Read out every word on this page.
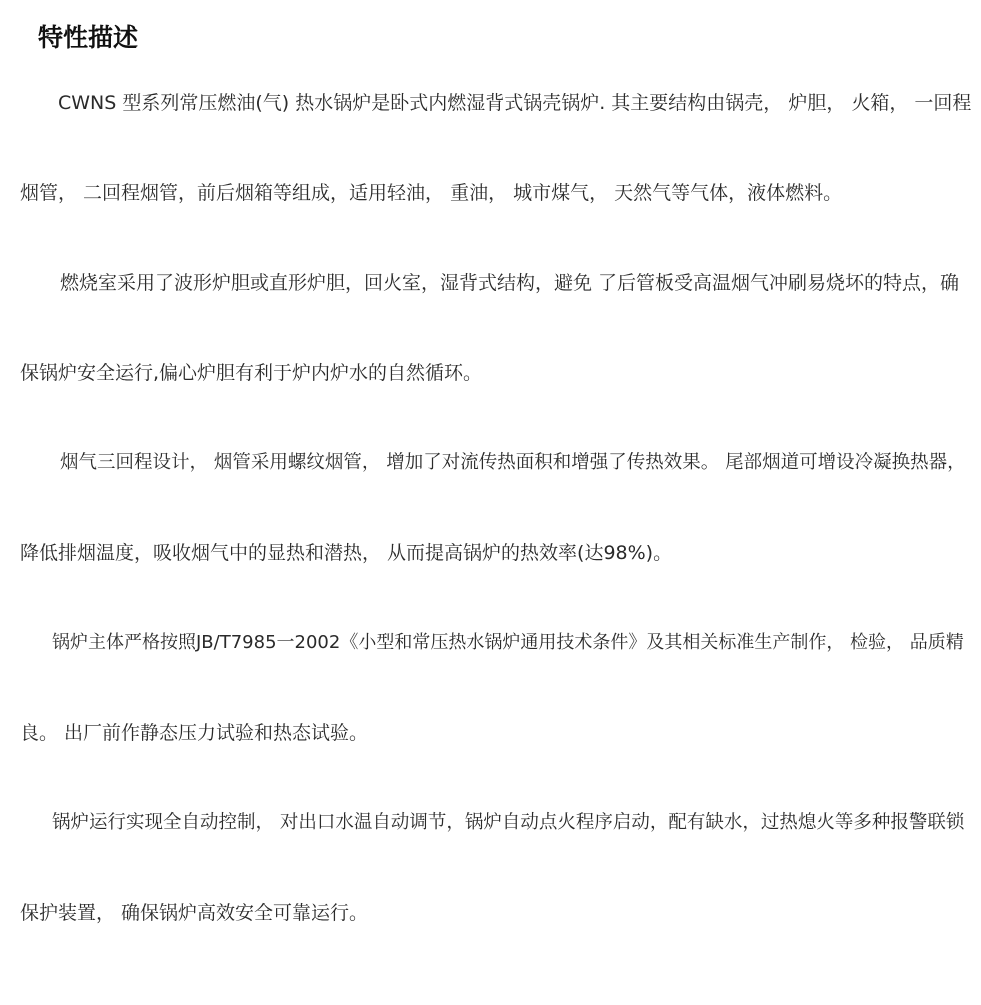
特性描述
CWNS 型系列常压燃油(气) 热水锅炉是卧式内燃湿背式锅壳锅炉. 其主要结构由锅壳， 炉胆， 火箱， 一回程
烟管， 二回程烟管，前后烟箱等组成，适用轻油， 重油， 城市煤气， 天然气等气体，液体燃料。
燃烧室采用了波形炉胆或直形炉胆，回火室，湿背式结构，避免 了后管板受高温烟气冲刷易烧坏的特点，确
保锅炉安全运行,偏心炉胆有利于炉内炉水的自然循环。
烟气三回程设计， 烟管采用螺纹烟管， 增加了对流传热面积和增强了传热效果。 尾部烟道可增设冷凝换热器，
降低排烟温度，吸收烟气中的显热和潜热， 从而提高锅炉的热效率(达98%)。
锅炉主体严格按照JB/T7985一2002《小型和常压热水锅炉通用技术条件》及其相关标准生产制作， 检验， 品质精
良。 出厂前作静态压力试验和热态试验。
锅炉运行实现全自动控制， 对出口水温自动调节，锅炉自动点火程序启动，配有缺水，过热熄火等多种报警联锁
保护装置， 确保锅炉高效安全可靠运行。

== WORK INSTRUCTIONS ==
Any pictures should be dropped; transcribe the rest of the records above exactly.

== WORKED SOLUTION ==
Read out every word on this page.
特性描述
CWNS 型系列常压燃油(气) 热水锅炉是卧式内燃湿背式锅壳锅炉. 其主要结构由锅壳， 炉胆， 火箱， 一回程
烟管， 二回程烟管，前后烟箱等组成，适用轻油， 重油， 城市煤气， 天然气等气体，液体燃料。
燃烧室采用了波形炉胆或直形炉胆，回火室，湿背式结构，避免 了后管板受高温烟气冲刷易烧坏的特点，确
保锅炉安全运行,偏心炉胆有利于炉内炉水的自然循环。
烟气三回程设计， 烟管采用螺纹烟管， 增加了对流传热面积和增强了传热效果。 尾部烟道可增设冷凝换热器，
降低排烟温度，吸收烟气中的显热和潜热， 从而提高锅炉的热效率(达98%)。
锅炉主体严格按照JB/T7985一2002《小型和常压热水锅炉通用技术条件》及其相关标准生产制作， 检验， 品质精
良。 出厂前作静态压力试验和热态试验。
锅炉运行实现全自动控制， 对出口水温自动调节，锅炉自动点火程序启动，配有缺水，过热熄火等多种报警联锁
保护装置， 确保锅炉高效安全可靠运行。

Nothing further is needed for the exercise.